>> START Input

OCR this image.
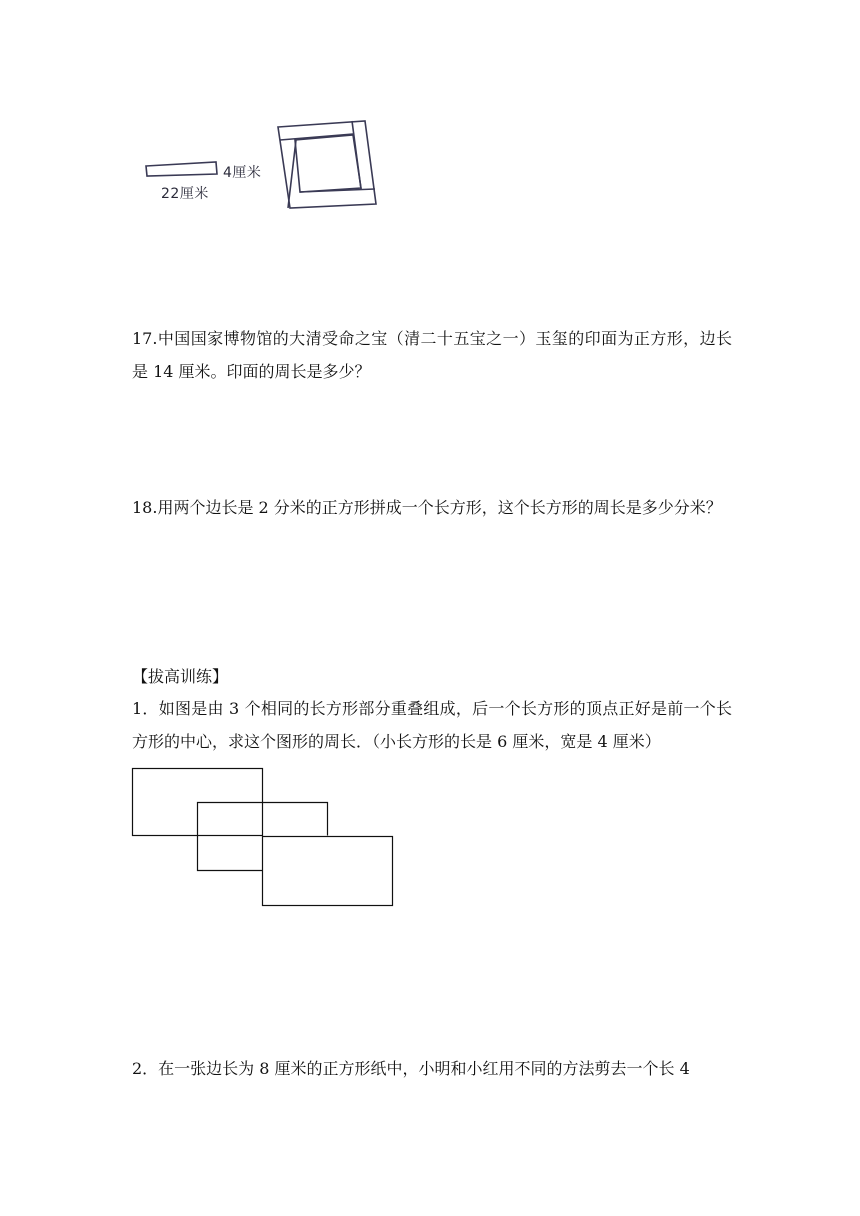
4厘米
22厘米
17.中国国家博物馆的大清受命之宝（清二十五宝之一）玉玺的印面为正方形，边长是 14 厘米。印面的周长是多少？
18.用两个边长是 2 分米的正方形拼成一个长方形，这个长方形的周长是多少分米？
【拔高训练】
1．如图是由 3 个相同的长方形部分重叠组成，后一个长方形的顶点正好是前一个长方形的中心，求这个图形的周长．（小长方形的长是 6 厘米，宽是 4 厘米）
2．在一张边长为 8 厘米的正方形纸中，小明和小红用不同的方法剪去一个长 4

>> END Input

### [Problem to work on]
Using the material above, return every line exactly as it appears, minus the pictures.

### [Completed exercise]
OCR this image.
4厘米
22厘米
17.中国国家博物馆的大清受命之宝（清二十五宝之一）玉玺的印面为正方形，边长是 14 厘米。印面的周长是多少？
18.用两个边长是 2 分米的正方形拼成一个长方形，这个长方形的周长是多少分米？
【拔高训练】
1．如图是由 3 个相同的长方形部分重叠组成，后一个长方形的顶点正好是前一个长方形的中心，求这个图形的周长．（小长方形的长是 6 厘米，宽是 4 厘米）
2．在一张边长为 8 厘米的正方形纸中，小明和小红用不同的方法剪去一个长 4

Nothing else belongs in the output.